"""

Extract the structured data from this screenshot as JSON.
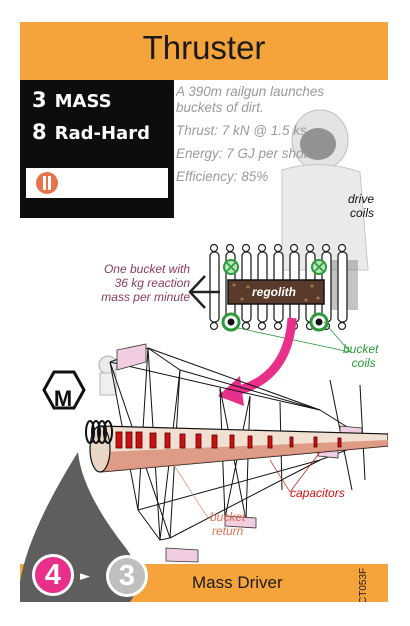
{
  "card": {
    "title": "Thruster",
    "stats": {
      "mass_value": "3",
      "mass_label": "MASS",
      "radhard_value": "8",
      "radhard_label": "Rad-Hard",
      "icon": "pause-circle-icon"
    },
    "description": [
      "A 390m railgun launches",
      "buckets of dirt.",
      "Thrust: 7 kN @ 1.5 ks",
      "Energy: 7 GJ per shot",
      "Efficiency: 85%"
    ],
    "diagram_labels": {
      "drive_coils_1": "drive",
      "drive_coils_2": "coils",
      "reaction_1": "One bucket with",
      "reaction_2": "36 kg reaction",
      "reaction_3": "mass per minute",
      "regolith": "regolith",
      "bucket_coils_1": "bucket",
      "bucket_coils_2": "coils",
      "capacitors": "capacitors",
      "bucket_return_1": "bucket",
      "bucket_return_2": "return"
    },
    "badge_letter": "M",
    "cost_in": "4",
    "cost_out": "3",
    "footer_name": "Mass Driver",
    "code": "CT053F",
    "colors": {
      "header": "#f5a43b",
      "pink": "#e8308a",
      "label_purple": "#8a3a5a",
      "green": "#2a9a3a",
      "red": "#cc1111"
    }
  }
}
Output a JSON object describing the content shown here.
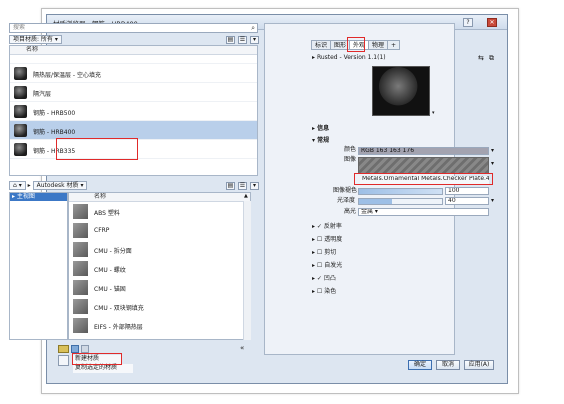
{
  "window": {
    "title": "材质浏览器 - 钢筋 - HRB400"
  },
  "library_panel": {
    "search_placeholder": "搜索",
    "project_filter_label": "项目材质: 所有",
    "column_header": "名称",
    "materials": [
      {
        "label": ""
      },
      {
        "label": "隔热层/保温层 - 空心填充"
      },
      {
        "label": "隔汽层"
      },
      {
        "label": "钢筋 - HRB500"
      },
      {
        "label": "钢筋 - HRB400",
        "selected": true
      },
      {
        "label": "钢筋 - HRB335"
      }
    ]
  },
  "autodesk_library": {
    "breadcrumb": "Autodesk 材质",
    "home_icon": "home-icon",
    "tree_selected": "▸ 主视图",
    "column_header": "名称",
    "items": [
      {
        "label": "ABS 塑料"
      },
      {
        "label": "CFRP"
      },
      {
        "label": "CMU - 拆分面"
      },
      {
        "label": "CMU - 螺纹"
      },
      {
        "label": "CMU - 锚固"
      },
      {
        "label": "CMU - 双块钢填充"
      },
      {
        "label": "EIFS - 外部隔热层"
      }
    ]
  },
  "bottom_menu": {
    "new_material": "新建材质",
    "duplicate_material": "复制选定的材质"
  },
  "editor": {
    "tabs": [
      {
        "label": "标识"
      },
      {
        "label": "图形"
      },
      {
        "label": "外观"
      },
      {
        "label": "物理"
      },
      {
        "label": "+"
      }
    ],
    "asset_name": "Rusted - Version 1.1(1)",
    "info_section": "信息",
    "generic_section": "常规",
    "color_label": "颜色",
    "color_value": "RGB 163 163 176",
    "image_label": "图像",
    "image_path": "Metals.Ornamental Metals.Checker Plate.4Sd...",
    "image_fade_label": "图像褪色",
    "image_fade_value": "100",
    "glossiness_label": "光泽度",
    "glossiness_value": "40",
    "highlights_label": "高光",
    "highlights_value": "金属",
    "sections": [
      {
        "label": "反射率",
        "checked": true
      },
      {
        "label": "透明度",
        "checked": false
      },
      {
        "label": "剪切",
        "checked": false
      },
      {
        "label": "自发光",
        "checked": false
      },
      {
        "label": "凹凸",
        "checked": true
      },
      {
        "label": "染色",
        "checked": false
      }
    ]
  },
  "footer": {
    "ok": "确定",
    "cancel": "取消",
    "apply": "应用(A)"
  },
  "colors": {
    "highlight": "#e02a2a",
    "selection": "#b9cfea",
    "accent": "#3c78c6"
  }
}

"""

Would you set down the listing exactly, omitting pictures?

• **ANSWER TO THE EXERCISE**:
Extract the structured data from this screenshot as JSON.
{
  "card": {
    "title": "Thruster",
    "stats": {
      "mass_value": "3",
      "mass_label": "MASS",
      "radhard_value": "8",
      "radhard_label": "Rad-Hard",
      "icon": "pause-circle-icon"
    },
    "description": [
      "A 390m railgun launches",
      "buckets of dirt.",
      "Thrust: 7 kN @ 1.5 ks",
      "Energy: 7 GJ per shot",
      "Efficiency: 85%"
    ],
    "diagram_labels": {
      "drive_coils_1": "drive",
      "drive_coils_2": "coils",
      "reaction_1": "One bucket with",
      "reaction_2": "36 kg reaction",
      "reaction_3": "mass per minute",
      "regolith": "regolith",
      "bucket_coils_1": "bucket",
      "bucket_coils_2": "coils",
      "capacitors": "capacitors",
      "bucket_return_1": "bucket",
      "bucket_return_2": "return"
    },
    "badge_letter": "M",
    "cost_in": "4",
    "cost_out": "3",
    "footer_name": "Mass Driver",
    "code": "CT053F",
    "colors": {
      "header": "#f5a43b",
      "pink": "#e8308a",
      "label_purple": "#8a3a5a",
      "green": "#2a9a3a",
      "red": "#cc1111"
    }
  }
}
Output a JSON object describing the content shown here.
{
  "window": {
    "title": "材质浏览器 - 钢筋 - HRB400"
  },
  "library_panel": {
    "search_placeholder": "搜索",
    "project_filter_label": "项目材质: 所有",
    "column_header": "名称",
    "materials": [
      {
        "label": ""
      },
      {
        "label": "隔热层/保温层 - 空心填充"
      },
      {
        "label": "隔汽层"
      },
      {
        "label": "钢筋 - HRB500"
      },
      {
        "label": "钢筋 - HRB400",
        "selected": true
      },
      {
        "label": "钢筋 - HRB335"
      }
    ]
  },
  "autodesk_library": {
    "breadcrumb": "Autodesk 材质",
    "home_icon": "home-icon",
    "tree_selected": "▸ 主视图",
    "column_header": "名称",
    "items": [
      {
        "label": "ABS 塑料"
      },
      {
        "label": "CFRP"
      },
      {
        "label": "CMU - 拆分面"
      },
      {
        "label": "CMU - 螺纹"
      },
      {
        "label": "CMU - 锚固"
      },
      {
        "label": "CMU - 双块钢填充"
      },
      {
        "label": "EIFS - 外部隔热层"
      }
    ]
  },
  "bottom_menu": {
    "new_material": "新建材质",
    "duplicate_material": "复制选定的材质"
  },
  "editor": {
    "tabs": [
      {
        "label": "标识"
      },
      {
        "label": "图形"
      },
      {
        "label": "外观"
      },
      {
        "label": "物理"
      },
      {
        "label": "+"
      }
    ],
    "asset_name": "Rusted - Version 1.1(1)",
    "info_section": "信息",
    "generic_section": "常规",
    "color_label": "颜色",
    "color_value": "RGB 163 163 176",
    "image_label": "图像",
    "image_path": "Metals.Ornamental Metals.Checker Plate.4Sd...",
    "image_fade_label": "图像褪色",
    "image_fade_value": "100",
    "glossiness_label": "光泽度",
    "glossiness_value": "40",
    "highlights_label": "高光",
    "highlights_value": "金属",
    "sections": [
      {
        "label": "反射率",
        "checked": true
      },
      {
        "label": "透明度",
        "checked": false
      },
      {
        "label": "剪切",
        "checked": false
      },
      {
        "label": "自发光",
        "checked": false
      },
      {
        "label": "凹凸",
        "checked": true
      },
      {
        "label": "染色",
        "checked": false
      }
    ]
  },
  "footer": {
    "ok": "确定",
    "cancel": "取消",
    "apply": "应用(A)"
  },
  "colors": {
    "highlight": "#e02a2a",
    "selection": "#b9cfea",
    "accent": "#3c78c6"
  }
}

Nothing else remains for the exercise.